WHAT YOU SHOULD DO
Gather all lines in the entries that include the word "text".

MATERIAL
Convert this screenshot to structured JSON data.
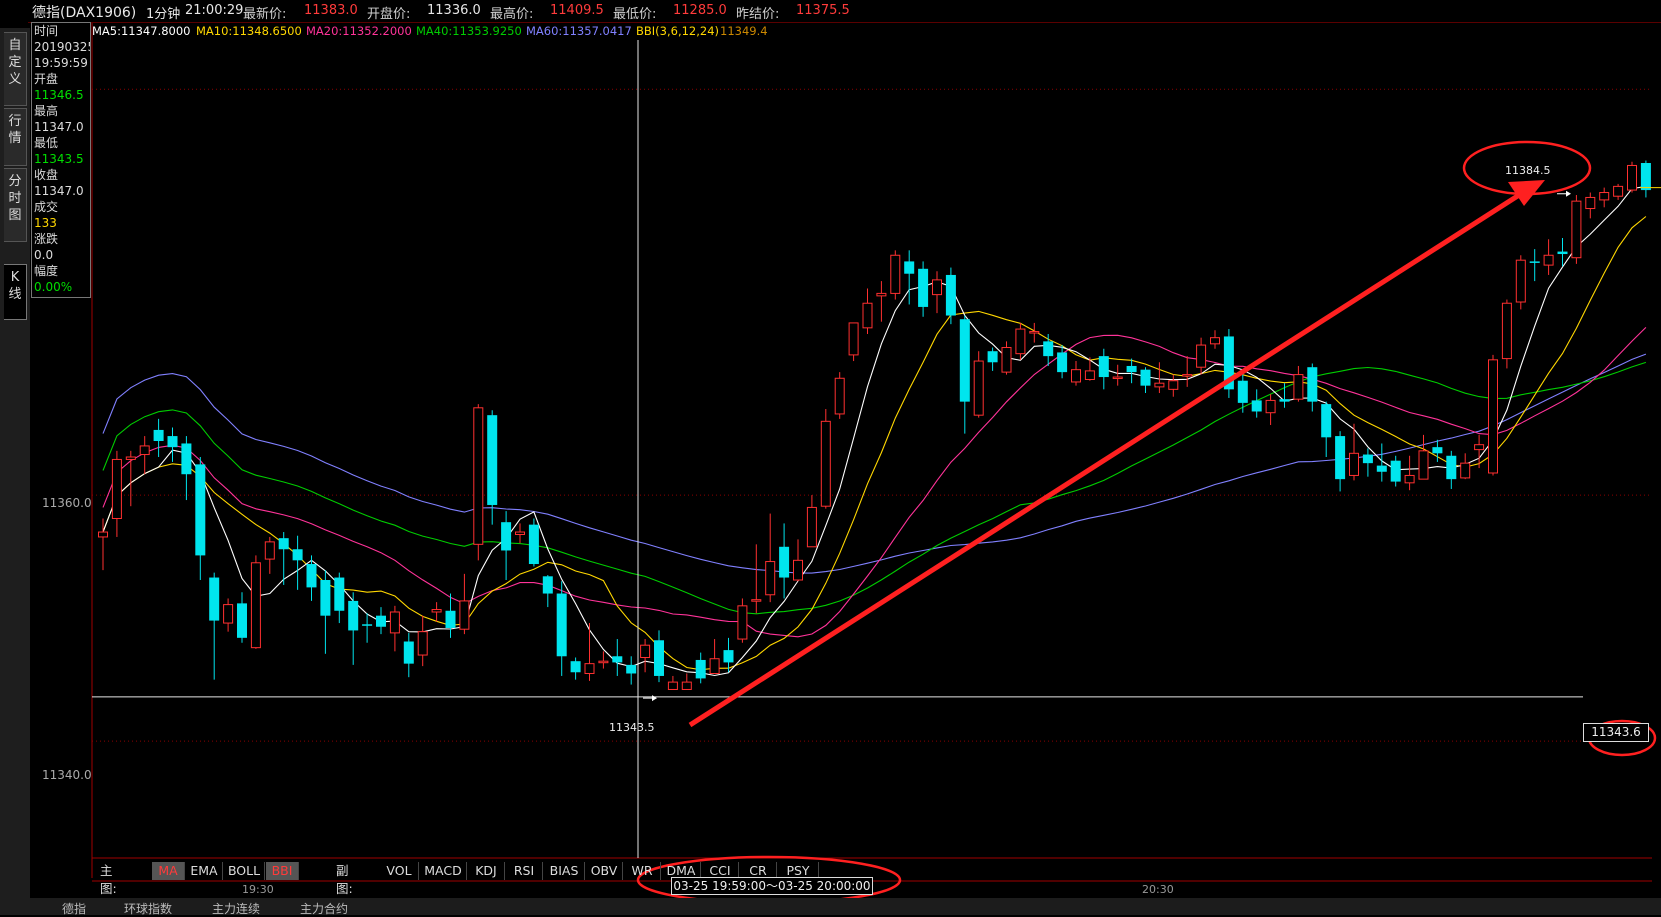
{
  "title": {
    "name": "德指(DAX1906)",
    "period": "1分钟",
    "time": "21:00:29",
    "latest_label": "最新价:",
    "latest_value": "11383.0",
    "open_label": "开盘价:",
    "open_value": "11336.0",
    "high_label": "最高价:",
    "high_value": "11409.5",
    "low_label": "最低价:",
    "low_value": "11285.0",
    "prev_label": "昨结价:",
    "prev_value": "11375.5"
  },
  "ma_legend": [
    {
      "text": "MA5:11347.8000",
      "color": "#ffffff"
    },
    {
      "text": "MA10:11348.6500",
      "color": "#ffd700"
    },
    {
      "text": "MA20:11352.2000",
      "color": "#ff3399"
    },
    {
      "text": "MA40:11353.9250",
      "color": "#00cc00"
    },
    {
      "text": "MA60:11357.0417",
      "color": "#8080ff"
    },
    {
      "text": "BBI(3,6,12,24)",
      "color": "#ffd700"
    },
    {
      "text": "11349.4",
      "color": "#cc8800"
    }
  ],
  "sidebar": {
    "tabs": [
      {
        "label": "自定义"
      },
      {
        "label": "行情"
      },
      {
        "label": "分时图"
      },
      {
        "label": "K线"
      }
    ]
  },
  "info": {
    "time_label": "时间",
    "date": "20190325",
    "time": "19:59:59",
    "open_label": "开盘",
    "open": "11346.5",
    "high_label": "最高",
    "high": "11347.0",
    "low_label": "最低",
    "low": "11343.5",
    "close_label": "收盘",
    "close": "11347.0",
    "volume_label": "成交",
    "volume": "133",
    "change_label": "涨跌",
    "change": "0.0",
    "pct_label": "幅度",
    "pct": "0.00%"
  },
  "y_axis": {
    "label_high": "11360.0",
    "label_low": "11340.0"
  },
  "annotations": {
    "max_label": "11384.5",
    "min_label": "11343.5",
    "price_tag": "11343.6",
    "cross_time": "03-25  19:59:00～03-25 20:00:00"
  },
  "toolbar": {
    "main_label": "主图:",
    "main_items": [
      {
        "label": "MA",
        "active": true
      },
      {
        "label": "EMA",
        "active": false
      },
      {
        "label": "BOLL",
        "active": false
      },
      {
        "label": "BBI",
        "active": true
      }
    ],
    "sub_label": "副图:",
    "sub_items": [
      {
        "label": "VOL"
      },
      {
        "label": "MACD"
      },
      {
        "label": "KDJ"
      },
      {
        "label": "RSI"
      },
      {
        "label": "BIAS"
      },
      {
        "label": "OBV"
      },
      {
        "label": "WR"
      },
      {
        "label": "DMA"
      },
      {
        "label": "CCI"
      },
      {
        "label": "CR"
      },
      {
        "label": "PSY"
      }
    ]
  },
  "time_axis": {
    "tick1": "19:30",
    "tick2": "20:30"
  },
  "bottom_tabs": [
    "德指",
    "环球指数",
    "主力连续",
    "主力合约"
  ],
  "colors": {
    "up": "#ff3030",
    "down": "#00e5ee",
    "ma5": "#ffffff",
    "ma10": "#ffd700",
    "ma20": "#ff3399",
    "ma40": "#00cc00",
    "ma60": "#8080ff",
    "annotation": "#ff2020"
  },
  "chart_data": {
    "type": "candlestick",
    "y_range": [
      11330.5,
      11397.0
    ],
    "y_ticks": [
      11340.0,
      11360.0
    ],
    "candles": [
      [
        11356.6,
        11357.0,
        11358.1,
        11353.9
      ],
      [
        11358.1,
        11362.9,
        11363.6,
        11356.6
      ],
      [
        11362.9,
        11363.1,
        11363.6,
        11359.1
      ],
      [
        11363.3,
        11364.0,
        11364.8,
        11361.7
      ],
      [
        11365.3,
        11364.4,
        11366.2,
        11363.1
      ],
      [
        11364.8,
        11363.9,
        11365.5,
        11362.7
      ],
      [
        11364.2,
        11361.7,
        11364.8,
        11359.6
      ],
      [
        11362.5,
        11355.1,
        11363.1,
        11353.1
      ],
      [
        11353.3,
        11349.8,
        11353.7,
        11345.0
      ],
      [
        11349.6,
        11351.1,
        11351.6,
        11348.9
      ],
      [
        11351.2,
        11348.4,
        11352.1,
        11348.0
      ],
      [
        11347.6,
        11354.5,
        11355.1,
        11347.5
      ],
      [
        11354.8,
        11356.2,
        11356.6,
        11353.6
      ],
      [
        11356.5,
        11355.6,
        11357.0,
        11352.7
      ],
      [
        11355.6,
        11354.7,
        11356.7,
        11352.3
      ],
      [
        11354.4,
        11352.5,
        11355.1,
        11351.4
      ],
      [
        11353.1,
        11350.2,
        11353.9,
        11347.1
      ],
      [
        11353.3,
        11350.6,
        11353.7,
        11349.6
      ],
      [
        11351.4,
        11349.0,
        11352.1,
        11346.2
      ],
      [
        11349.5,
        11349.4,
        11350.4,
        11348.0
      ],
      [
        11350.2,
        11349.3,
        11350.9,
        11348.7
      ],
      [
        11348.8,
        11350.5,
        11351.0,
        11347.3
      ],
      [
        11348.1,
        11346.3,
        11348.8,
        11345.2
      ],
      [
        11347.0,
        11348.9,
        11350.2,
        11346.1
      ],
      [
        11350.5,
        11350.7,
        11351.3,
        11349.7
      ],
      [
        11350.6,
        11349.2,
        11352.0,
        11348.4
      ],
      [
        11349.1,
        11351.4,
        11353.6,
        11348.7
      ],
      [
        11356.0,
        11367.1,
        11367.4,
        11354.7
      ],
      [
        11366.5,
        11359.2,
        11366.9,
        11357.6
      ],
      [
        11357.8,
        11355.5,
        11358.7,
        11353.1
      ],
      [
        11356.8,
        11357.0,
        11357.7,
        11356.1
      ],
      [
        11357.6,
        11354.4,
        11358.1,
        11354.2
      ],
      [
        11353.4,
        11352.0,
        11353.5,
        11350.9
      ],
      [
        11352.0,
        11346.9,
        11353.0,
        11345.3
      ],
      [
        11346.5,
        11345.6,
        11346.8,
        11345.0
      ],
      [
        11345.5,
        11346.3,
        11349.6,
        11344.9
      ],
      [
        11346.5,
        11346.5,
        11347.3,
        11345.9
      ],
      [
        11346.9,
        11346.4,
        11348.3,
        11345.3
      ],
      [
        11346.2,
        11345.5,
        11346.9,
        11344.6
      ],
      [
        11346.8,
        11347.8,
        11348.3,
        11345.6
      ],
      [
        11348.2,
        11345.3,
        11349.0,
        11344.8
      ],
      [
        11344.2,
        11344.8,
        11345.3,
        11344.2
      ],
      [
        11344.2,
        11344.8,
        11345.5,
        11344.2
      ],
      [
        11346.6,
        11345.1,
        11347.2,
        11344.7
      ],
      [
        11345.5,
        11346.7,
        11348.3,
        11345.6
      ],
      [
        11347.4,
        11346.4,
        11348.4,
        11345.6
      ],
      [
        11348.3,
        11351.0,
        11351.6,
        11348.0
      ],
      [
        11351.4,
        11351.5,
        11356.0,
        11350.4
      ],
      [
        11351.9,
        11354.6,
        11358.5,
        11351.3
      ],
      [
        11355.8,
        11353.3,
        11357.7,
        11351.6
      ],
      [
        11353.1,
        11354.7,
        11356.4,
        11353.0
      ],
      [
        11355.8,
        11359.0,
        11360.0,
        11355.8
      ],
      [
        11359.1,
        11366.0,
        11367.0,
        11358.9
      ],
      [
        11366.6,
        11369.5,
        11370.0,
        11366.2
      ],
      [
        11371.4,
        11374.0,
        11374.0,
        11370.9
      ],
      [
        11373.6,
        11375.6,
        11376.8,
        11373.1
      ],
      [
        11376.2,
        11376.4,
        11377.4,
        11374.1
      ],
      [
        11376.4,
        11379.5,
        11379.9,
        11375.9
      ],
      [
        11379.0,
        11378.0,
        11379.9,
        11375.5
      ],
      [
        11378.4,
        11375.3,
        11379.0,
        11374.5
      ],
      [
        11376.3,
        11377.5,
        11378.2,
        11374.8
      ],
      [
        11377.9,
        11374.6,
        11378.5,
        11373.9
      ],
      [
        11374.3,
        11367.6,
        11374.6,
        11365.0
      ],
      [
        11366.5,
        11370.9,
        11371.7,
        11366.3
      ],
      [
        11371.7,
        11370.8,
        11372.0,
        11370.1
      ],
      [
        11370.0,
        11372.0,
        11372.5,
        11369.8
      ],
      [
        11371.5,
        11373.5,
        11374.0,
        11371.0
      ],
      [
        11373.3,
        11373.3,
        11374.0,
        11372.4
      ],
      [
        11372.5,
        11371.3,
        11373.1,
        11370.5
      ],
      [
        11371.6,
        11370.0,
        11372.2,
        11369.5
      ],
      [
        11369.2,
        11370.2,
        11370.9,
        11368.9
      ],
      [
        11369.4,
        11370.1,
        11371.2,
        11369.3
      ],
      [
        11371.3,
        11369.6,
        11371.9,
        11368.6
      ],
      [
        11369.6,
        11369.6,
        11370.6,
        11368.9
      ],
      [
        11370.5,
        11370.0,
        11371.1,
        11369.1
      ],
      [
        11370.2,
        11368.9,
        11370.4,
        11368.3
      ],
      [
        11368.8,
        11369.1,
        11370.8,
        11368.3
      ],
      [
        11368.6,
        11369.3,
        11369.8,
        11368.0
      ],
      [
        11369.7,
        11369.8,
        11371.3,
        11368.8
      ],
      [
        11370.4,
        11372.2,
        11372.8,
        11369.8
      ],
      [
        11372.3,
        11372.8,
        11373.4,
        11371.9
      ],
      [
        11372.9,
        11368.6,
        11373.5,
        11367.9
      ],
      [
        11369.3,
        11367.5,
        11369.9,
        11366.7
      ],
      [
        11367.7,
        11366.8,
        11368.6,
        11366.3
      ],
      [
        11366.7,
        11367.7,
        11368.2,
        11365.7
      ],
      [
        11367.8,
        11367.6,
        11369.1,
        11367.1
      ],
      [
        11367.8,
        11369.8,
        11370.5,
        11367.6
      ],
      [
        11370.4,
        11367.6,
        11370.7,
        11366.8
      ],
      [
        11367.4,
        11364.7,
        11367.6,
        11363.1
      ],
      [
        11364.8,
        11361.3,
        11365.2,
        11360.3
      ],
      [
        11361.6,
        11363.4,
        11365.8,
        11361.2
      ],
      [
        11363.3,
        11362.6,
        11363.8,
        11361.5
      ],
      [
        11362.4,
        11361.9,
        11364.2,
        11361.1
      ],
      [
        11362.8,
        11361.1,
        11363.2,
        11360.7
      ],
      [
        11361.0,
        11361.6,
        11363.2,
        11360.4
      ],
      [
        11361.3,
        11363.6,
        11364.9,
        11361.3
      ],
      [
        11363.9,
        11363.4,
        11364.5,
        11362.7
      ],
      [
        11363.2,
        11361.3,
        11363.6,
        11360.5
      ],
      [
        11361.4,
        11362.6,
        11363.4,
        11361.3
      ],
      [
        11363.7,
        11364.1,
        11364.9,
        11362.2
      ],
      [
        11361.8,
        11371.0,
        11371.4,
        11361.6
      ],
      [
        11371.1,
        11375.6,
        11375.9,
        11370.3
      ],
      [
        11375.7,
        11379.1,
        11379.5,
        11375.1
      ],
      [
        11379.0,
        11378.9,
        11380.0,
        11377.4
      ],
      [
        11378.7,
        11379.5,
        11380.8,
        11377.9
      ],
      [
        11379.8,
        11379.6,
        11380.9,
        11378.6
      ],
      [
        11379.3,
        11383.9,
        11384.4,
        11378.8
      ],
      [
        11383.3,
        11384.2,
        11384.6,
        11382.5
      ],
      [
        11384.0,
        11384.6,
        11385.0,
        11383.4
      ],
      [
        11384.3,
        11385.1,
        11385.3,
        11384.0
      ],
      [
        11384.8,
        11386.8,
        11387.1,
        11384.6
      ],
      [
        11387.0,
        11384.8,
        11387.2,
        11384.2
      ]
    ]
  }
}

RESPONSE TO THIS TASK
      "text": "MA5:11347.8000",
      "text": "MA10:11348.6500",
      "text": "MA20:11352.2000",
      "text": "MA40:11353.9250",
      "text": "MA60:11357.0417",
      "text": "BBI(3,6,12,24)",
      "text": "11349.4",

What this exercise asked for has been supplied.